Provided information:
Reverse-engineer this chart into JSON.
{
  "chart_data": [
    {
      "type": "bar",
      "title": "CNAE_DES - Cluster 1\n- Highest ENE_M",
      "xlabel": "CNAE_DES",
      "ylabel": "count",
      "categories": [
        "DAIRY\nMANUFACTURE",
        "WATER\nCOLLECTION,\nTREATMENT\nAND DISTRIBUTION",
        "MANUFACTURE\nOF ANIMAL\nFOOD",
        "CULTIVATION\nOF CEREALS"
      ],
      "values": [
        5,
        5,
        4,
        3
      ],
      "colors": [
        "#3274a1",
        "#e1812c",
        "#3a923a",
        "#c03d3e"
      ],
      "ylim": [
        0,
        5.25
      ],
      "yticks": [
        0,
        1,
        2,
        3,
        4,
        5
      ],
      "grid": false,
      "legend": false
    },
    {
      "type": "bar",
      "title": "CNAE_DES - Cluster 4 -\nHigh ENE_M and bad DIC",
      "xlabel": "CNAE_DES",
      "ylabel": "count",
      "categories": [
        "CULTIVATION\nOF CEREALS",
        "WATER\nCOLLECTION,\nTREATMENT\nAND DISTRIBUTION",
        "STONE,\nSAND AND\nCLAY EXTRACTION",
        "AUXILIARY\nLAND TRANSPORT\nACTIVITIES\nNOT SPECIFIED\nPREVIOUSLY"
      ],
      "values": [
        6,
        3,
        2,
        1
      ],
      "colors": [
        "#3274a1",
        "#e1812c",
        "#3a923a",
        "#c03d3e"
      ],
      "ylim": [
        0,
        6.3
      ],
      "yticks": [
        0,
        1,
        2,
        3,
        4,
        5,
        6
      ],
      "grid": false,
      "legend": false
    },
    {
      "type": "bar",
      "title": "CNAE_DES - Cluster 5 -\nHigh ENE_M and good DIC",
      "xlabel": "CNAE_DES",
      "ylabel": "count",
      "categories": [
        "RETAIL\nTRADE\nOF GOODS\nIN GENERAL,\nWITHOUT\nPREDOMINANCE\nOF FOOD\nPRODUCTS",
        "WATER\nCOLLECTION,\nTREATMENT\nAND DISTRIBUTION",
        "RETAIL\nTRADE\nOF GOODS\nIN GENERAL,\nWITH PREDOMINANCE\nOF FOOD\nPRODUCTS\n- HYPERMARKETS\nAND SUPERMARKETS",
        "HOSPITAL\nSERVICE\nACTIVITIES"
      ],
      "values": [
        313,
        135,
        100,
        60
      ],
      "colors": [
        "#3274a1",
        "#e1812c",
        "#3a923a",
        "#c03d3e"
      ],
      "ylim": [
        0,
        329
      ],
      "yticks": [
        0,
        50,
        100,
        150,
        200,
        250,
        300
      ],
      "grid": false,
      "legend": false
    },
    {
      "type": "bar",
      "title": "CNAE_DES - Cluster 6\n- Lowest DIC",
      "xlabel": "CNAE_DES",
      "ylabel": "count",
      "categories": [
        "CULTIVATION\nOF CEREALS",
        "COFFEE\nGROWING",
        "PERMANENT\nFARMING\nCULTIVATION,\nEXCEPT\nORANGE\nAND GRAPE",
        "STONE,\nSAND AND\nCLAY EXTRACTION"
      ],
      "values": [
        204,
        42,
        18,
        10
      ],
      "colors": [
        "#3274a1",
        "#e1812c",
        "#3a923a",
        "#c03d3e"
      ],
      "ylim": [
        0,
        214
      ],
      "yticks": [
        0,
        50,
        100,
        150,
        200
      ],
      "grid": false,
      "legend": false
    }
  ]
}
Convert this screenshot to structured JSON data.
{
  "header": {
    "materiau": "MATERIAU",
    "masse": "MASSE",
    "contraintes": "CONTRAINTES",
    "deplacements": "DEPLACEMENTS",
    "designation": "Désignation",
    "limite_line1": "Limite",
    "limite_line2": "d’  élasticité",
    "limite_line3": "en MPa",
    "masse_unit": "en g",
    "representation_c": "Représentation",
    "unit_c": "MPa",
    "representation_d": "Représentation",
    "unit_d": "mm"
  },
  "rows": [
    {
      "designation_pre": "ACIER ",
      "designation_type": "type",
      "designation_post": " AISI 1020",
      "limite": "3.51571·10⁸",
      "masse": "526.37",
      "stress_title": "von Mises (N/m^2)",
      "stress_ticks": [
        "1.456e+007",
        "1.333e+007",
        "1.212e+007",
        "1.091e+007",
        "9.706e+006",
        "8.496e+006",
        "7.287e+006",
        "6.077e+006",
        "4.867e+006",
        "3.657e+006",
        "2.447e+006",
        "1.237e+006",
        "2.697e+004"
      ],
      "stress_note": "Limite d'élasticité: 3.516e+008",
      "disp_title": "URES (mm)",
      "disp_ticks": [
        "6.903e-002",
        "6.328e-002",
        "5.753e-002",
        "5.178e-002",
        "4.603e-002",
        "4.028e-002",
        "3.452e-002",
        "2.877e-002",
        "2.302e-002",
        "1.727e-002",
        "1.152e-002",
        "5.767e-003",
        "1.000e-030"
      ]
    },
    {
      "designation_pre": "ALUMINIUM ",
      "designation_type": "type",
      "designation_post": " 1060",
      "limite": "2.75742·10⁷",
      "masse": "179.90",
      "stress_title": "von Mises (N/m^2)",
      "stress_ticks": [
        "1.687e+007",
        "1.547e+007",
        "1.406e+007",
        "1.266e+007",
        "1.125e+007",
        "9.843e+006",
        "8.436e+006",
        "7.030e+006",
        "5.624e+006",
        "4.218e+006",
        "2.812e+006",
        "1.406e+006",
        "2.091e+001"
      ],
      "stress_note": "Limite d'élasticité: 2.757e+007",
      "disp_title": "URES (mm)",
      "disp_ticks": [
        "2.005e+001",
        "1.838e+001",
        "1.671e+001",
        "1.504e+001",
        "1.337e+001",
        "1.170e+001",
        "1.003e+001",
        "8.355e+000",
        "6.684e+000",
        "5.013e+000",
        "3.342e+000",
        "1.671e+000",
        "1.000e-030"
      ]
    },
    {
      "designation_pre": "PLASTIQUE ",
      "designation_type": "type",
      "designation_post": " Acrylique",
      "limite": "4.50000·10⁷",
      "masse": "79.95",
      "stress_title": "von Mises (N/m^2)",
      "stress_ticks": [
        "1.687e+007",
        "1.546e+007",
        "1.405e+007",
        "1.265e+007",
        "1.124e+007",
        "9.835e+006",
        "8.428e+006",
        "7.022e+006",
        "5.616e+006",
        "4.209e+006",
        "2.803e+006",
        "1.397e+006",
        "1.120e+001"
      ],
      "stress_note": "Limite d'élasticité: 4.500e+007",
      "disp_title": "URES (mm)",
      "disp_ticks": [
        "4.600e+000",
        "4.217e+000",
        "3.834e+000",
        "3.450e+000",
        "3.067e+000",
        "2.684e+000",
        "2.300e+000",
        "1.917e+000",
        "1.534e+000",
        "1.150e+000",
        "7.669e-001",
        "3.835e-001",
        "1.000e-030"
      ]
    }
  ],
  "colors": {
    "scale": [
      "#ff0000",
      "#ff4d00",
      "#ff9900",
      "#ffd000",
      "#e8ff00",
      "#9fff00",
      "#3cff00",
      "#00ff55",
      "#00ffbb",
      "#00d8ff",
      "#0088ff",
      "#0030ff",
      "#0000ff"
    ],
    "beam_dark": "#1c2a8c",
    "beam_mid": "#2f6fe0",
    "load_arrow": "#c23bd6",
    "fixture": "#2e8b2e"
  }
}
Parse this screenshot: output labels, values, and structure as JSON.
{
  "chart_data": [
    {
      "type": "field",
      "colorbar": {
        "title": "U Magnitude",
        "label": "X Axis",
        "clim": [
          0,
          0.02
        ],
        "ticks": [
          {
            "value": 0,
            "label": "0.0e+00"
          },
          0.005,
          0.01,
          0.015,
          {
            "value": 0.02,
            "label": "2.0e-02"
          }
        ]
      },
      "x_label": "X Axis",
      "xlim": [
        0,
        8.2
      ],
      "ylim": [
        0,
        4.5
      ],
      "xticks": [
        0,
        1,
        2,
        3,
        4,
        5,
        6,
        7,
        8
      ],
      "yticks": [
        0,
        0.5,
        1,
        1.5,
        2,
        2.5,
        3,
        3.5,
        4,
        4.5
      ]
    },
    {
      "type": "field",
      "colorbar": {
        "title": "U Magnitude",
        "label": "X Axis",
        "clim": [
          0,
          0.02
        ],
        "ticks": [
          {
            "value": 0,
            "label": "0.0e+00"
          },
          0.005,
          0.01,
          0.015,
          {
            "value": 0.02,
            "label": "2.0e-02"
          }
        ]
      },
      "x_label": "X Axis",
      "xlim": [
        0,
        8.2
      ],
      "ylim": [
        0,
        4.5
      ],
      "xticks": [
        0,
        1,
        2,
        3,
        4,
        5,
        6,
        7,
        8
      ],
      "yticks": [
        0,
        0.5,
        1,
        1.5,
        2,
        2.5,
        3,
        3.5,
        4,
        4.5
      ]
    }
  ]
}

Instructions for the task: Copy each line of the records that contains the word "STONE".

Task answer:
        "STONE,\nSAND AND\nCLAY EXTRACTION",
        "STONE,\nSAND AND\nCLAY EXTRACTION"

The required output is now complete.